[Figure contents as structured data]
────────────────
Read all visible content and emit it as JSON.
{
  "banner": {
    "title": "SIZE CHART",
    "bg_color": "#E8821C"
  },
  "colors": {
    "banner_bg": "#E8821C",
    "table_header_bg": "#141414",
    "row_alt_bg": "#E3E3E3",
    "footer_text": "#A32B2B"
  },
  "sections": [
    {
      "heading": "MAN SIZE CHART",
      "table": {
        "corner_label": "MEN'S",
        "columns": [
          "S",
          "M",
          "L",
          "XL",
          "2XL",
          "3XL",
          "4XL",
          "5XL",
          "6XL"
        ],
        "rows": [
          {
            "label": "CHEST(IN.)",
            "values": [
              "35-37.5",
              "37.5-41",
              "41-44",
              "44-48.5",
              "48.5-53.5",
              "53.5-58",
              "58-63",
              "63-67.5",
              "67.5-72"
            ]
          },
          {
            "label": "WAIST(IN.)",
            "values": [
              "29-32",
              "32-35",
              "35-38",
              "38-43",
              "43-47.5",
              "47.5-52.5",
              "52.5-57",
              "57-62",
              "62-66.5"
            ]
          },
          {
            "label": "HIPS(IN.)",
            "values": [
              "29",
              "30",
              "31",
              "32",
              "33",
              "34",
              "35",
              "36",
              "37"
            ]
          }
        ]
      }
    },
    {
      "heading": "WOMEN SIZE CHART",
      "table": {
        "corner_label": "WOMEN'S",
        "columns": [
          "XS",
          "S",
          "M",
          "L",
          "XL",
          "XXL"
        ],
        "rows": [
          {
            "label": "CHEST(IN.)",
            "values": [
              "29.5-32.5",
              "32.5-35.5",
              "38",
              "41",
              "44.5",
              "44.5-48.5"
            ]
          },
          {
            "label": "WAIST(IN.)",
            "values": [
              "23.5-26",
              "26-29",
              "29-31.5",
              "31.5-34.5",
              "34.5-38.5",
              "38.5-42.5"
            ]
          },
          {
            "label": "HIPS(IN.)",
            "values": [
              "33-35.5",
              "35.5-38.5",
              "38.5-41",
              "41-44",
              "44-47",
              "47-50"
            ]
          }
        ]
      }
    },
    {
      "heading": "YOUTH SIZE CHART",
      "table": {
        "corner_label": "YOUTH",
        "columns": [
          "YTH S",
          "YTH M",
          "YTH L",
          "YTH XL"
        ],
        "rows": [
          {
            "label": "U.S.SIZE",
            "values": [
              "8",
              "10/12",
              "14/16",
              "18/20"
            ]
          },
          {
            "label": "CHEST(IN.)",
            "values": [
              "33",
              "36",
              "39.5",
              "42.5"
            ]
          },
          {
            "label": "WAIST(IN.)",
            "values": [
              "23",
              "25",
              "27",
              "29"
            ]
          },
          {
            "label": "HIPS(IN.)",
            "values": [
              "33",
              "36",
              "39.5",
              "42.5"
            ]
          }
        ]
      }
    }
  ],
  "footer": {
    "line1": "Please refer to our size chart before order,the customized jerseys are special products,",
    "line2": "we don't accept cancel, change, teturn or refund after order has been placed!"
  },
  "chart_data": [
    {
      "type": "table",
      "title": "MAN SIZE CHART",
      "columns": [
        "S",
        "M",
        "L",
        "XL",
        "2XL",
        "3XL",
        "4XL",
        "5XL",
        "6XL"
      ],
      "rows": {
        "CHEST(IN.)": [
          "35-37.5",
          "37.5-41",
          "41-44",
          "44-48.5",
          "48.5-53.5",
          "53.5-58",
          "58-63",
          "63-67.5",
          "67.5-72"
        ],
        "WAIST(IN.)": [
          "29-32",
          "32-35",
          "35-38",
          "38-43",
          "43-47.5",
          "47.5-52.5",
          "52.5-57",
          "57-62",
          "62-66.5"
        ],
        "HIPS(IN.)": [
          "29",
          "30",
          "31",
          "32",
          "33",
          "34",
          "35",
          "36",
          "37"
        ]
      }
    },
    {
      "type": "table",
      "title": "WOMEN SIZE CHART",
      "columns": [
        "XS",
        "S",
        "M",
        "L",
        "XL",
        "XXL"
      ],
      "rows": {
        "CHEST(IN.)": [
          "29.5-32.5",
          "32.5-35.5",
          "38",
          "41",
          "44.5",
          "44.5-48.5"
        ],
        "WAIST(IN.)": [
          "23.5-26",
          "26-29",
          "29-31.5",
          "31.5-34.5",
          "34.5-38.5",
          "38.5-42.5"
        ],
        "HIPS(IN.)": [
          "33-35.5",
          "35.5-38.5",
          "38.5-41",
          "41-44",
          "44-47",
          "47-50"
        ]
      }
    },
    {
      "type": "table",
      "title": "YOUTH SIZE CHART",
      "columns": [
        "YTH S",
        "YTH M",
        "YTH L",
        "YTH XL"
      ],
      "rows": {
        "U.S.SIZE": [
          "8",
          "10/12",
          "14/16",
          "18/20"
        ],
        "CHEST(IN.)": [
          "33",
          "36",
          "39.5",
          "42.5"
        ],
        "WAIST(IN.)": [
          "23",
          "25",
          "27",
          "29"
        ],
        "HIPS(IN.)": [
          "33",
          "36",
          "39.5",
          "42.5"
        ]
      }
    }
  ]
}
────────────────
[PROBLEM TO WORK ON]
Reproduce each line verbatim.

[RESULT FOR THIS TASK]
Read all visible content and emit it as JSON.
{
  "banner": {
    "title": "SIZE CHART",
    "bg_color": "#E8821C"
  },
  "colors": {
    "banner_bg": "#E8821C",
    "table_header_bg": "#141414",
    "row_alt_bg": "#E3E3E3",
    "footer_text": "#A32B2B"
  },
  "sections": [
    {
      "heading": "MAN SIZE CHART",
      "table": {
        "corner_label": "MEN'S",
        "columns": [
          "S",
          "M",
          "L",
          "XL",
          "2XL",
          "3XL",
          "4XL",
          "5XL",
          "6XL"
        ],
        "rows": [
          {
            "label": "CHEST(IN.)",
            "values": [
              "35-37.5",
              "37.5-41",
              "41-44",
              "44-48.5",
              "48.5-53.5",
              "53.5-58",
              "58-63",
              "63-67.5",
              "67.5-72"
            ]
          },
          {
            "label": "WAIST(IN.)",
            "values": [
              "29-32",
              "32-35",
              "35-38",
              "38-43",
              "43-47.5",
              "47.5-52.5",
              "52.5-57",
              "57-62",
              "62-66.5"
            ]
          },
          {
            "label": "HIPS(IN.)",
            "values": [
              "29",
              "30",
              "31",
              "32",
              "33",
              "34",
              "35",
              "36",
              "37"
            ]
          }
        ]
      }
    },
    {
      "heading": "WOMEN SIZE CHART",
      "table": {
        "corner_label": "WOMEN'S",
        "columns": [
          "XS",
          "S",
          "M",
          "L",
          "XL",
          "XXL"
        ],
        "rows": [
          {
            "label": "CHEST(IN.)",
            "values": [
              "29.5-32.5",
              "32.5-35.5",
              "38",
              "41",
              "44.5",
              "44.5-48.5"
            ]
          },
          {
            "label": "WAIST(IN.)",
            "values": [
              "23.5-26",
              "26-29",
              "29-31.5",
              "31.5-34.5",
              "34.5-38.5",
              "38.5-42.5"
            ]
          },
          {
            "label": "HIPS(IN.)",
            "values": [
              "33-35.5",
              "35.5-38.5",
              "38.5-41",
              "41-44",
              "44-47",
              "47-50"
            ]
          }
        ]
      }
    },
    {
      "heading": "YOUTH SIZE CHART",
      "table": {
        "corner_label": "YOUTH",
        "columns": [
          "YTH S",
          "YTH M",
          "YTH L",
          "YTH XL"
        ],
        "rows": [
          {
            "label": "U.S.SIZE",
            "values": [
              "8",
              "10/12",
              "14/16",
              "18/20"
            ]
          },
          {
            "label": "CHEST(IN.)",
            "values": [
              "33",
              "36",
              "39.5",
              "42.5"
            ]
          },
          {
            "label": "WAIST(IN.)",
            "values": [
              "23",
              "25",
              "27",
              "29"
            ]
          },
          {
            "label": "HIPS(IN.)",
            "values": [
              "33",
              "36",
              "39.5",
              "42.5"
            ]
          }
        ]
      }
    }
  ],
  "footer": {
    "line1": "Please refer to our size chart before order,the customized jerseys are special products,",
    "line2": "we don't accept cancel, change, teturn or refund after order has been placed!"
  },
  "chart_data": [
    {
      "type": "table",
      "title": "MAN SIZE CHART",
      "columns": [
        "S",
        "M",
        "L",
        "XL",
        "2XL",
        "3XL",
        "4XL",
        "5XL",
        "6XL"
      ],
      "rows": {
        "CHEST(IN.)": [
          "35-37.5",
          "37.5-41",
          "41-44",
          "44-48.5",
          "48.5-53.5",
          "53.5-58",
          "58-63",
          "63-67.5",
          "67.5-72"
        ],
        "WAIST(IN.)": [
          "29-32",
          "32-35",
          "35-38",
          "38-43",
          "43-47.5",
          "47.5-52.5",
          "52.5-57",
          "57-62",
          "62-66.5"
        ],
        "HIPS(IN.)": [
          "29",
          "30",
          "31",
          "32",
          "33",
          "34",
          "35",
          "36",
          "37"
        ]
      }
    },
    {
      "type": "table",
      "title": "WOMEN SIZE CHART",
      "columns": [
        "XS",
        "S",
        "M",
        "L",
        "XL",
        "XXL"
      ],
      "rows": {
        "CHEST(IN.)": [
          "29.5-32.5",
          "32.5-35.5",
          "38",
          "41",
          "44.5",
          "44.5-48.5"
        ],
        "WAIST(IN.)": [
          "23.5-26",
          "26-29",
          "29-31.5",
          "31.5-34.5",
          "34.5-38.5",
          "38.5-42.5"
        ],
        "HIPS(IN.)": [
          "33-35.5",
          "35.5-38.5",
          "38.5-41",
          "41-44",
          "44-47",
          "47-50"
        ]
      }
    },
    {
      "type": "table",
      "title": "YOUTH SIZE CHART",
      "columns": [
        "YTH S",
        "YTH M",
        "YTH L",
        "YTH XL"
      ],
      "rows": {
        "U.S.SIZE": [
          "8",
          "10/12",
          "14/16",
          "18/20"
        ],
        "CHEST(IN.)": [
          "33",
          "36",
          "39.5",
          "42.5"
        ],
        "WAIST(IN.)": [
          "23",
          "25",
          "27",
          "29"
        ],
        "HIPS(IN.)": [
          "33",
          "36",
          "39.5",
          "42.5"
        ]
      }
    }
  ]
}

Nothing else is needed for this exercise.